• [Problem to solve] Reproduce every line of the items below verbatim, leaving out the pictures.

• [Extracted information]
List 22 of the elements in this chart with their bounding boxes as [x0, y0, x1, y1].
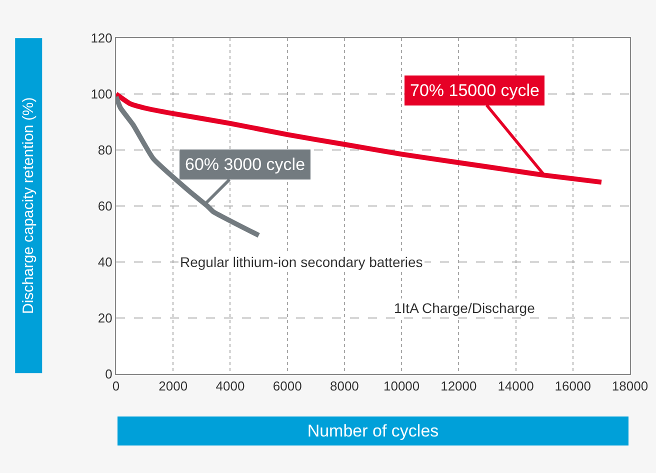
x-tick-label: 6000 [272, 378, 302, 394]
y-tick-label: 0 [105, 366, 112, 382]
x-tick-label: 16000 [554, 378, 591, 394]
x-tick-label: 8000 [330, 378, 359, 394]
y-tick-label: 80 [98, 142, 112, 158]
y-tick-label: 40 [98, 254, 112, 270]
x-tick-label: 14000 [498, 378, 534, 394]
annotation: 70% 15000 cycle [410, 81, 540, 100]
x-tick-label: 4000 [216, 378, 245, 394]
annotation: 1ItA Charge/Discharge [394, 300, 536, 316]
y-tick-label: 20 [98, 310, 112, 326]
x-tick-label: 18000 [612, 378, 648, 394]
y-tick-label: 120 [90, 30, 112, 46]
y-tick-label: 100 [90, 86, 112, 102]
y-axis-title: Discharge capacity retention (%) [20, 97, 38, 314]
x-axis-title: Number of cycles [307, 422, 439, 440]
y-tick-label: 60 [98, 198, 112, 214]
text: Regular lithium-ion secondary batteries [180, 254, 423, 270]
x-tick-label: 2000 [158, 378, 188, 394]
x-tick-label: 10000 [383, 378, 420, 394]
x-tick-label: 12000 [440, 378, 477, 394]
annotation: 60% 3000 cycle [185, 155, 306, 174]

• [Output for this exercise]
List 22 of the elements in this chart with their bounding boxes as [x0, y0, x1, y1].
x-tick-label: 6000 [272, 378, 302, 394]
y-tick-label: 0 [105, 366, 112, 382]
x-tick-label: 16000 [554, 378, 591, 394]
x-tick-label: 8000 [330, 378, 359, 394]
y-tick-label: 80 [98, 142, 112, 158]
y-tick-label: 40 [98, 254, 112, 270]
x-tick-label: 14000 [498, 378, 534, 394]
annotation: 70% 15000 cycle [410, 81, 540, 100]
x-tick-label: 4000 [216, 378, 245, 394]
annotation: 1ItA Charge/Discharge [394, 300, 536, 316]
y-tick-label: 20 [98, 310, 112, 326]
x-tick-label: 18000 [612, 378, 648, 394]
y-tick-label: 120 [90, 30, 112, 46]
y-tick-label: 100 [90, 86, 112, 102]
y-axis-title: Discharge capacity retention (%) [20, 97, 38, 314]
x-axis-title: Number of cycles [307, 422, 439, 440]
y-tick-label: 60 [98, 198, 112, 214]
text: Regular lithium-ion secondary batteries [180, 254, 423, 270]
x-tick-label: 2000 [158, 378, 188, 394]
x-tick-label: 10000 [383, 378, 420, 394]
x-tick-label: 12000 [440, 378, 477, 394]
annotation: 60% 3000 cycle [185, 155, 306, 174]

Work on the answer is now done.